Recorded data »
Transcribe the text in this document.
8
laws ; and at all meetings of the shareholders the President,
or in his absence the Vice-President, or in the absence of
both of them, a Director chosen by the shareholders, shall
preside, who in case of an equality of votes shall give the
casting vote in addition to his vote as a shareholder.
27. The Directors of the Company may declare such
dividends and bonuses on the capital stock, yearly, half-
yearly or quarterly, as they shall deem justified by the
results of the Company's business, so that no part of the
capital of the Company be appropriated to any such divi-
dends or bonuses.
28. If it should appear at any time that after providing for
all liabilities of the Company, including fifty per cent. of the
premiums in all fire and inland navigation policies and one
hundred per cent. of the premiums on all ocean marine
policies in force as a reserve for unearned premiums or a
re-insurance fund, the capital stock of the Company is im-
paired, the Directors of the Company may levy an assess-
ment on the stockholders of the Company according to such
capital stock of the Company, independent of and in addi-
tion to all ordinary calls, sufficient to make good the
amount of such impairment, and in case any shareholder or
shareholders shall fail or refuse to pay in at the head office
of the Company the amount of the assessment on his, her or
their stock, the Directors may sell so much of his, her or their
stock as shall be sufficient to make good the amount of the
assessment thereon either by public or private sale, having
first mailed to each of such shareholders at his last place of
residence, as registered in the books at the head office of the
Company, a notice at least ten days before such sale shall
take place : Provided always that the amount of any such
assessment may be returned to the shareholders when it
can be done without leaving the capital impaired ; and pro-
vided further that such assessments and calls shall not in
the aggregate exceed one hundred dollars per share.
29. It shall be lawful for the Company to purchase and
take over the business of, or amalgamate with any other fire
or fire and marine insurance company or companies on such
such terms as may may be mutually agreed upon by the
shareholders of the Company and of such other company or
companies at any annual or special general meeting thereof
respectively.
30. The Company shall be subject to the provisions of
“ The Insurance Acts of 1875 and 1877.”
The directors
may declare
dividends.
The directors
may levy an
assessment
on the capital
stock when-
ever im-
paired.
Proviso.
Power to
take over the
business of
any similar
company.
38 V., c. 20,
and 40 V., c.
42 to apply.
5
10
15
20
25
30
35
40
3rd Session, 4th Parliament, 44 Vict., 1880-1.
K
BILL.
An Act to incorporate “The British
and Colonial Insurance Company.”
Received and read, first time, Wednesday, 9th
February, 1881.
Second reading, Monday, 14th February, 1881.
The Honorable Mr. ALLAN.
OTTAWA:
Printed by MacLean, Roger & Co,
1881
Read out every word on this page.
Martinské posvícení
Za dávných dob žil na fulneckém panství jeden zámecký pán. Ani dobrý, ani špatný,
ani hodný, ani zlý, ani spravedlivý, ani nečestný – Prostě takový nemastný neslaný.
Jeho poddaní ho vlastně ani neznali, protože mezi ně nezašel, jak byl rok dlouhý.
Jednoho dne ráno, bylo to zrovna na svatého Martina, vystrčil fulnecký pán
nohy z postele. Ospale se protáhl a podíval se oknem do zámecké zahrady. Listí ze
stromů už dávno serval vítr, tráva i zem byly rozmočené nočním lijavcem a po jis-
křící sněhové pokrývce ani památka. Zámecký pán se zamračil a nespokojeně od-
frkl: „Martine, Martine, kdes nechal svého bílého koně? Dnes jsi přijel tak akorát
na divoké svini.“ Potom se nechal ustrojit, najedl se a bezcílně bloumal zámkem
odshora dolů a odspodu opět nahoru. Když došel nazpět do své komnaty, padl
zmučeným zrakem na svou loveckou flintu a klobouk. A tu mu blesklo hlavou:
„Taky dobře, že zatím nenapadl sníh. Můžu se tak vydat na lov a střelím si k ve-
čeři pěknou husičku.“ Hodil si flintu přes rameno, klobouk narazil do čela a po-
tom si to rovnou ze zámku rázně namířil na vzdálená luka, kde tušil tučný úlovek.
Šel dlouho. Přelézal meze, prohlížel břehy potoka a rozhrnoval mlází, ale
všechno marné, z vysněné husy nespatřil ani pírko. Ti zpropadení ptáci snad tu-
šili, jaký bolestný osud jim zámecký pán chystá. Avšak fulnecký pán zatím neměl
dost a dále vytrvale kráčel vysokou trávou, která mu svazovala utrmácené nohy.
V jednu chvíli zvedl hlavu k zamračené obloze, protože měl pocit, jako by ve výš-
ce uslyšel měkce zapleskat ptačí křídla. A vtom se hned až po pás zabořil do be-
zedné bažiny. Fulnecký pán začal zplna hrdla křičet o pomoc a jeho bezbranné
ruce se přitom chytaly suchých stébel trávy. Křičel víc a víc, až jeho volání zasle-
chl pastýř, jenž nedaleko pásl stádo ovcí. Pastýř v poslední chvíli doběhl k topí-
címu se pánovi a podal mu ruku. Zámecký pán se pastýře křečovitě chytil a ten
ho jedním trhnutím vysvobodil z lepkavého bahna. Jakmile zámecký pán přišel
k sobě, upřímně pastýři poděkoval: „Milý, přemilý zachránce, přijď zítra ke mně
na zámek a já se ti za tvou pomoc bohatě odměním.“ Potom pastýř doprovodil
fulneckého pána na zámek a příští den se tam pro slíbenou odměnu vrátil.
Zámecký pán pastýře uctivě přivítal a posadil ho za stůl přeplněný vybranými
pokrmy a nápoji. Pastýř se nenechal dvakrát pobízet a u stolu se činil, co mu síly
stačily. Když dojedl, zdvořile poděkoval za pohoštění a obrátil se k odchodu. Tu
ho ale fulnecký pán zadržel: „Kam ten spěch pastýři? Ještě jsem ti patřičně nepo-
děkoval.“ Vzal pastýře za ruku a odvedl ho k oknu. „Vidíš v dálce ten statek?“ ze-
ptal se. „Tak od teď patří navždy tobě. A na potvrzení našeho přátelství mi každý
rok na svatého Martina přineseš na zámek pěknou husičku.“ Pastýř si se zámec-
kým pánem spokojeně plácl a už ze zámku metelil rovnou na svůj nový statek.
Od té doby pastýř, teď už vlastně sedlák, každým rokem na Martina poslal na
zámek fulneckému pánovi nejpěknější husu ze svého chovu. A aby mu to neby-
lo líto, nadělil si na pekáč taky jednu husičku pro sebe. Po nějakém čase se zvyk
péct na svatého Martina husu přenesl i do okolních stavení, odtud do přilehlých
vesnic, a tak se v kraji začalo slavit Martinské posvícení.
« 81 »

WHAT IS EXPECTED » Return the full listing, character for character.

TASK SOLUTION »
Transcribe the text in this document.
8
laws ; and at all meetings of the shareholders the President,
or in his absence the Vice-President, or in the absence of
both of them, a Director chosen by the shareholders, shall
preside, who in case of an equality of votes shall give the
casting vote in addition to his vote as a shareholder.
27. The Directors of the Company may declare such
dividends and bonuses on the capital stock, yearly, half-
yearly or quarterly, as they shall deem justified by the
results of the Company's business, so that no part of the
capital of the Company be appropriated to any such divi-
dends or bonuses.
28. If it should appear at any time that after providing for
all liabilities of the Company, including fifty per cent. of the
premiums in all fire and inland navigation policies and one
hundred per cent. of the premiums on all ocean marine
policies in force as a reserve for unearned premiums or a
re-insurance fund, the capital stock of the Company is im-
paired, the Directors of the Company may levy an assess-
ment on the stockholders of the Company according to such
capital stock of the Company, independent of and in addi-
tion to all ordinary calls, sufficient to make good the
amount of such impairment, and in case any shareholder or
shareholders shall fail or refuse to pay in at the head office
of the Company the amount of the assessment on his, her or
their stock, the Directors may sell so much of his, her or their
stock as shall be sufficient to make good the amount of the
assessment thereon either by public or private sale, having
first mailed to each of such shareholders at his last place of
residence, as registered in the books at the head office of the
Company, a notice at least ten days before such sale shall
take place : Provided always that the amount of any such
assessment may be returned to the shareholders when it
can be done without leaving the capital impaired ; and pro-
vided further that such assessments and calls shall not in
the aggregate exceed one hundred dollars per share.
29. It shall be lawful for the Company to purchase and
take over the business of, or amalgamate with any other fire
or fire and marine insurance company or companies on such
such terms as may may be mutually agreed upon by the
shareholders of the Company and of such other company or
companies at any annual or special general meeting thereof
respectively.
30. The Company shall be subject to the provisions of
“ The Insurance Acts of 1875 and 1877.”
The directors
may declare
dividends.
The directors
may levy an
assessment
on the capital
stock when-
ever im-
paired.
Proviso.
Power to
take over the
business of
any similar
company.
38 V., c. 20,
and 40 V., c.
42 to apply.
5
10
15
20
25
30
35
40
3rd Session, 4th Parliament, 44 Vict., 1880-1.
K
BILL.
An Act to incorporate “The British
and Colonial Insurance Company.”
Received and read, first time, Wednesday, 9th
February, 1881.
Second reading, Monday, 14th February, 1881.
The Honorable Mr. ALLAN.
OTTAWA:
Printed by MacLean, Roger & Co,
1881
Read out every word on this page.
Martinské posvícení
Za dávných dob žil na fulneckém panství jeden zámecký pán. Ani dobrý, ani špatný,
ani hodný, ani zlý, ani spravedlivý, ani nečestný – Prostě takový nemastný neslaný.
Jeho poddaní ho vlastně ani neznali, protože mezi ně nezašel, jak byl rok dlouhý.
Jednoho dne ráno, bylo to zrovna na svatého Martina, vystrčil fulnecký pán
nohy z postele. Ospale se protáhl a podíval se oknem do zámecké zahrady. Listí ze
stromů už dávno serval vítr, tráva i zem byly rozmočené nočním lijavcem a po jis-
křící sněhové pokrývce ani památka. Zámecký pán se zamračil a nespokojeně od-
frkl: „Martine, Martine, kdes nechal svého bílého koně? Dnes jsi přijel tak akorát
na divoké svini.“ Potom se nechal ustrojit, najedl se a bezcílně bloumal zámkem
odshora dolů a odspodu opět nahoru. Když došel nazpět do své komnaty, padl
zmučeným zrakem na svou loveckou flintu a klobouk. A tu mu blesklo hlavou:
„Taky dobře, že zatím nenapadl sníh. Můžu se tak vydat na lov a střelím si k ve-
čeři pěknou husičku.“ Hodil si flintu přes rameno, klobouk narazil do čela a po-
tom si to rovnou ze zámku rázně namířil na vzdálená luka, kde tušil tučný úlovek.
Šel dlouho. Přelézal meze, prohlížel břehy potoka a rozhrnoval mlází, ale
všechno marné, z vysněné husy nespatřil ani pírko. Ti zpropadení ptáci snad tu-
šili, jaký bolestný osud jim zámecký pán chystá. Avšak fulnecký pán zatím neměl
dost a dále vytrvale kráčel vysokou trávou, která mu svazovala utrmácené nohy.
V jednu chvíli zvedl hlavu k zamračené obloze, protože měl pocit, jako by ve výš-
ce uslyšel měkce zapleskat ptačí křídla. A vtom se hned až po pás zabořil do be-
zedné bažiny. Fulnecký pán začal zplna hrdla křičet o pomoc a jeho bezbranné
ruce se přitom chytaly suchých stébel trávy. Křičel víc a víc, až jeho volání zasle-
chl pastýř, jenž nedaleko pásl stádo ovcí. Pastýř v poslední chvíli doběhl k topí-
címu se pánovi a podal mu ruku. Zámecký pán se pastýře křečovitě chytil a ten
ho jedním trhnutím vysvobodil z lepkavého bahna. Jakmile zámecký pán přišel
k sobě, upřímně pastýři poděkoval: „Milý, přemilý zachránce, přijď zítra ke mně
na zámek a já se ti za tvou pomoc bohatě odměním.“ Potom pastýř doprovodil
fulneckého pána na zámek a příští den se tam pro slíbenou odměnu vrátil.
Zámecký pán pastýře uctivě přivítal a posadil ho za stůl přeplněný vybranými
pokrmy a nápoji. Pastýř se nenechal dvakrát pobízet a u stolu se činil, co mu síly
stačily. Když dojedl, zdvořile poděkoval za pohoštění a obrátil se k odchodu. Tu
ho ale fulnecký pán zadržel: „Kam ten spěch pastýři? Ještě jsem ti patřičně nepo-
děkoval.“ Vzal pastýře za ruku a odvedl ho k oknu. „Vidíš v dálce ten statek?“ ze-
ptal se. „Tak od teď patří navždy tobě. A na potvrzení našeho přátelství mi každý
rok na svatého Martina přineseš na zámek pěknou husičku.“ Pastýř si se zámec-
kým pánem spokojeně plácl a už ze zámku metelil rovnou na svůj nový statek.
Od té doby pastýř, teď už vlastně sedlák, každým rokem na Martina poslal na
zámek fulneckému pánovi nejpěknější husu ze svého chovu. A aby mu to neby-
lo líto, nadělil si na pekáč taky jednu husičku pro sebe. Po nějakém čase se zvyk
péct na svatého Martina husu přenesl i do okolních stavení, odtud do přilehlých
vesnic, a tak se v kraji začalo slavit Martinské posvícení.
« 81 »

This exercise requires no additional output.